## TASK INPUT

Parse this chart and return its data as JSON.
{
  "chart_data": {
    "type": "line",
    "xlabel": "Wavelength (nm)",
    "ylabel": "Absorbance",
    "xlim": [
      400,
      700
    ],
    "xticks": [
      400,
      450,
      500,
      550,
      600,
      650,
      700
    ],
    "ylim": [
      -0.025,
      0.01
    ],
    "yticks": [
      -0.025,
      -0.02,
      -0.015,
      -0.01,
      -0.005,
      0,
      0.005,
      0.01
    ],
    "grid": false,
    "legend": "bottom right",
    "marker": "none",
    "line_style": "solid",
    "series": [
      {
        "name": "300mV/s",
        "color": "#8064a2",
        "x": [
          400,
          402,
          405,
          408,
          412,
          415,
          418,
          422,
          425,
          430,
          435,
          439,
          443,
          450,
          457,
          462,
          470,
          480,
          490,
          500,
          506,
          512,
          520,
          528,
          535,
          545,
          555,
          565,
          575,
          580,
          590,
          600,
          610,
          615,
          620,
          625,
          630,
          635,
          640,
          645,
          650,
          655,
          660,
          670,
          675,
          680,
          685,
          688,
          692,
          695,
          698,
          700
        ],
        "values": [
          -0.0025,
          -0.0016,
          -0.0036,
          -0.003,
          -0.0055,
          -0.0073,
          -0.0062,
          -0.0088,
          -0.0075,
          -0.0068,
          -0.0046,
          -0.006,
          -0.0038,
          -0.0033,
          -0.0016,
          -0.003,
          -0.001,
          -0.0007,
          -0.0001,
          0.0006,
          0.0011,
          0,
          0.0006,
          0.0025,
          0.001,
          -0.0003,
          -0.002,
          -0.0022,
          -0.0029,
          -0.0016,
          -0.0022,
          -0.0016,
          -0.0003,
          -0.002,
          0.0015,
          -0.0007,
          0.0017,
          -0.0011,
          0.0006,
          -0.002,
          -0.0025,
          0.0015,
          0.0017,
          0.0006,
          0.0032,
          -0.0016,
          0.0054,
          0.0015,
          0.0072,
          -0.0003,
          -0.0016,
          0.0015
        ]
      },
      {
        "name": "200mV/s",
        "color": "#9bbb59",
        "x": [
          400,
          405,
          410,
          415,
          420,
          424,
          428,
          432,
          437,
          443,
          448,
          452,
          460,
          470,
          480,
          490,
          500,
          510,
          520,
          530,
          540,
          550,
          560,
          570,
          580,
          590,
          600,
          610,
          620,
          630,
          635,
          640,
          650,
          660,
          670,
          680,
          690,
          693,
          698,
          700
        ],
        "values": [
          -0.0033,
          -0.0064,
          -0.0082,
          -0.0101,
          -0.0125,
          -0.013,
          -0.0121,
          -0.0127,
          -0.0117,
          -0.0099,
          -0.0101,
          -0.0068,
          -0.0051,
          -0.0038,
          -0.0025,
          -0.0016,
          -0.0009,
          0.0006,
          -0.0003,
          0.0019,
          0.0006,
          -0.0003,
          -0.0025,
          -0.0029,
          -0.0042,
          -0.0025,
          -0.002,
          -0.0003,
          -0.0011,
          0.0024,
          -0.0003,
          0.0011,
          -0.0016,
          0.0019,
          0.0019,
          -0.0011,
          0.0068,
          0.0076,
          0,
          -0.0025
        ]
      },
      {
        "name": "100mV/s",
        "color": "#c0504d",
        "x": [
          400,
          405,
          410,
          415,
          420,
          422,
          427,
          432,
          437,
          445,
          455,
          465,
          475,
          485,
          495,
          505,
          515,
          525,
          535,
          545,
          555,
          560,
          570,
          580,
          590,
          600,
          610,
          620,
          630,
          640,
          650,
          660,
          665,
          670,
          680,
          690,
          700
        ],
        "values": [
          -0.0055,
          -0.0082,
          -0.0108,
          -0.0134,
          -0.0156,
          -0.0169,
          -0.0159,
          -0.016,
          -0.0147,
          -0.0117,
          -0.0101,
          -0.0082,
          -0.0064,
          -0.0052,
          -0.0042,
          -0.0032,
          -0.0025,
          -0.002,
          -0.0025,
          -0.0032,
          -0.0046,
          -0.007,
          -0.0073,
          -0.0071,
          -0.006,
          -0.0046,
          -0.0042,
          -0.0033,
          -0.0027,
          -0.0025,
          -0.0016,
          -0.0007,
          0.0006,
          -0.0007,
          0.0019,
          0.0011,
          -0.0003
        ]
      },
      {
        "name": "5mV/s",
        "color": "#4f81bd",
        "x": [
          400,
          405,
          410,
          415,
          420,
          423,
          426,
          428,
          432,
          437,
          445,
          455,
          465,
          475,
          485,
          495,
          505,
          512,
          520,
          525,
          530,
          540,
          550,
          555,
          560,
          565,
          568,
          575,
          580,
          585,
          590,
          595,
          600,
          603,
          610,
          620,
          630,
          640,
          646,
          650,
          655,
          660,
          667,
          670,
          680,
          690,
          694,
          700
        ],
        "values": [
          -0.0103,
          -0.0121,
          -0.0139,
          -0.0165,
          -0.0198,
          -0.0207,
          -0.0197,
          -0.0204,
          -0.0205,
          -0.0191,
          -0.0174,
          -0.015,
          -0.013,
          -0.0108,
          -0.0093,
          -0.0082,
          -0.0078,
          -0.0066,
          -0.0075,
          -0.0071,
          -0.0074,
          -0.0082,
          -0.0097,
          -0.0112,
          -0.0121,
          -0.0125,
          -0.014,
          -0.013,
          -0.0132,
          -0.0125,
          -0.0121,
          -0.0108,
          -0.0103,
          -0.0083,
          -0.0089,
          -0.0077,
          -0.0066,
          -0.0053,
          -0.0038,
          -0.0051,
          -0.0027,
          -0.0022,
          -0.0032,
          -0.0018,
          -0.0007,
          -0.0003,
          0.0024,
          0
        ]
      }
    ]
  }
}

## BRIEF
Give the listing again, word for word.

## REPLY
Parse this chart and return its data as JSON.
{
  "chart_data": {
    "type": "line",
    "xlabel": "Wavelength (nm)",
    "ylabel": "Absorbance",
    "xlim": [
      400,
      700
    ],
    "xticks": [
      400,
      450,
      500,
      550,
      600,
      650,
      700
    ],
    "ylim": [
      -0.025,
      0.01
    ],
    "yticks": [
      -0.025,
      -0.02,
      -0.015,
      -0.01,
      -0.005,
      0,
      0.005,
      0.01
    ],
    "grid": false,
    "legend": "bottom right",
    "marker": "none",
    "line_style": "solid",
    "series": [
      {
        "name": "300mV/s",
        "color": "#8064a2",
        "x": [
          400,
          402,
          405,
          408,
          412,
          415,
          418,
          422,
          425,
          430,
          435,
          439,
          443,
          450,
          457,
          462,
          470,
          480,
          490,
          500,
          506,
          512,
          520,
          528,
          535,
          545,
          555,
          565,
          575,
          580,
          590,
          600,
          610,
          615,
          620,
          625,
          630,
          635,
          640,
          645,
          650,
          655,
          660,
          670,
          675,
          680,
          685,
          688,
          692,
          695,
          698,
          700
        ],
        "values": [
          -0.0025,
          -0.0016,
          -0.0036,
          -0.003,
          -0.0055,
          -0.0073,
          -0.0062,
          -0.0088,
          -0.0075,
          -0.0068,
          -0.0046,
          -0.006,
          -0.0038,
          -0.0033,
          -0.0016,
          -0.003,
          -0.001,
          -0.0007,
          -0.0001,
          0.0006,
          0.0011,
          0,
          0.0006,
          0.0025,
          0.001,
          -0.0003,
          -0.002,
          -0.0022,
          -0.0029,
          -0.0016,
          -0.0022,
          -0.0016,
          -0.0003,
          -0.002,
          0.0015,
          -0.0007,
          0.0017,
          -0.0011,
          0.0006,
          -0.002,
          -0.0025,
          0.0015,
          0.0017,
          0.0006,
          0.0032,
          -0.0016,
          0.0054,
          0.0015,
          0.0072,
          -0.0003,
          -0.0016,
          0.0015
        ]
      },
      {
        "name": "200mV/s",
        "color": "#9bbb59",
        "x": [
          400,
          405,
          410,
          415,
          420,
          424,
          428,
          432,
          437,
          443,
          448,
          452,
          460,
          470,
          480,
          490,
          500,
          510,
          520,
          530,
          540,
          550,
          560,
          570,
          580,
          590,
          600,
          610,
          620,
          630,
          635,
          640,
          650,
          660,
          670,
          680,
          690,
          693,
          698,
          700
        ],
        "values": [
          -0.0033,
          -0.0064,
          -0.0082,
          -0.0101,
          -0.0125,
          -0.013,
          -0.0121,
          -0.0127,
          -0.0117,
          -0.0099,
          -0.0101,
          -0.0068,
          -0.0051,
          -0.0038,
          -0.0025,
          -0.0016,
          -0.0009,
          0.0006,
          -0.0003,
          0.0019,
          0.0006,
          -0.0003,
          -0.0025,
          -0.0029,
          -0.0042,
          -0.0025,
          -0.002,
          -0.0003,
          -0.0011,
          0.0024,
          -0.0003,
          0.0011,
          -0.0016,
          0.0019,
          0.0019,
          -0.0011,
          0.0068,
          0.0076,
          0,
          -0.0025
        ]
      },
      {
        "name": "100mV/s",
        "color": "#c0504d",
        "x": [
          400,
          405,
          410,
          415,
          420,
          422,
          427,
          432,
          437,
          445,
          455,
          465,
          475,
          485,
          495,
          505,
          515,
          525,
          535,
          545,
          555,
          560,
          570,
          580,
          590,
          600,
          610,
          620,
          630,
          640,
          650,
          660,
          665,
          670,
          680,
          690,
          700
        ],
        "values": [
          -0.0055,
          -0.0082,
          -0.0108,
          -0.0134,
          -0.0156,
          -0.0169,
          -0.0159,
          -0.016,
          -0.0147,
          -0.0117,
          -0.0101,
          -0.0082,
          -0.0064,
          -0.0052,
          -0.0042,
          -0.0032,
          -0.0025,
          -0.002,
          -0.0025,
          -0.0032,
          -0.0046,
          -0.007,
          -0.0073,
          -0.0071,
          -0.006,
          -0.0046,
          -0.0042,
          -0.0033,
          -0.0027,
          -0.0025,
          -0.0016,
          -0.0007,
          0.0006,
          -0.0007,
          0.0019,
          0.0011,
          -0.0003
        ]
      },
      {
        "name": "5mV/s",
        "color": "#4f81bd",
        "x": [
          400,
          405,
          410,
          415,
          420,
          423,
          426,
          428,
          432,
          437,
          445,
          455,
          465,
          475,
          485,
          495,
          505,
          512,
          520,
          525,
          530,
          540,
          550,
          555,
          560,
          565,
          568,
          575,
          580,
          585,
          590,
          595,
          600,
          603,
          610,
          620,
          630,
          640,
          646,
          650,
          655,
          660,
          667,
          670,
          680,
          690,
          694,
          700
        ],
        "values": [
          -0.0103,
          -0.0121,
          -0.0139,
          -0.0165,
          -0.0198,
          -0.0207,
          -0.0197,
          -0.0204,
          -0.0205,
          -0.0191,
          -0.0174,
          -0.015,
          -0.013,
          -0.0108,
          -0.0093,
          -0.0082,
          -0.0078,
          -0.0066,
          -0.0075,
          -0.0071,
          -0.0074,
          -0.0082,
          -0.0097,
          -0.0112,
          -0.0121,
          -0.0125,
          -0.014,
          -0.013,
          -0.0132,
          -0.0125,
          -0.0121,
          -0.0108,
          -0.0103,
          -0.0083,
          -0.0089,
          -0.0077,
          -0.0066,
          -0.0053,
          -0.0038,
          -0.0051,
          -0.0027,
          -0.0022,
          -0.0032,
          -0.0018,
          -0.0007,
          -0.0003,
          0.0024,
          0
        ]
      }
    ]
  }
}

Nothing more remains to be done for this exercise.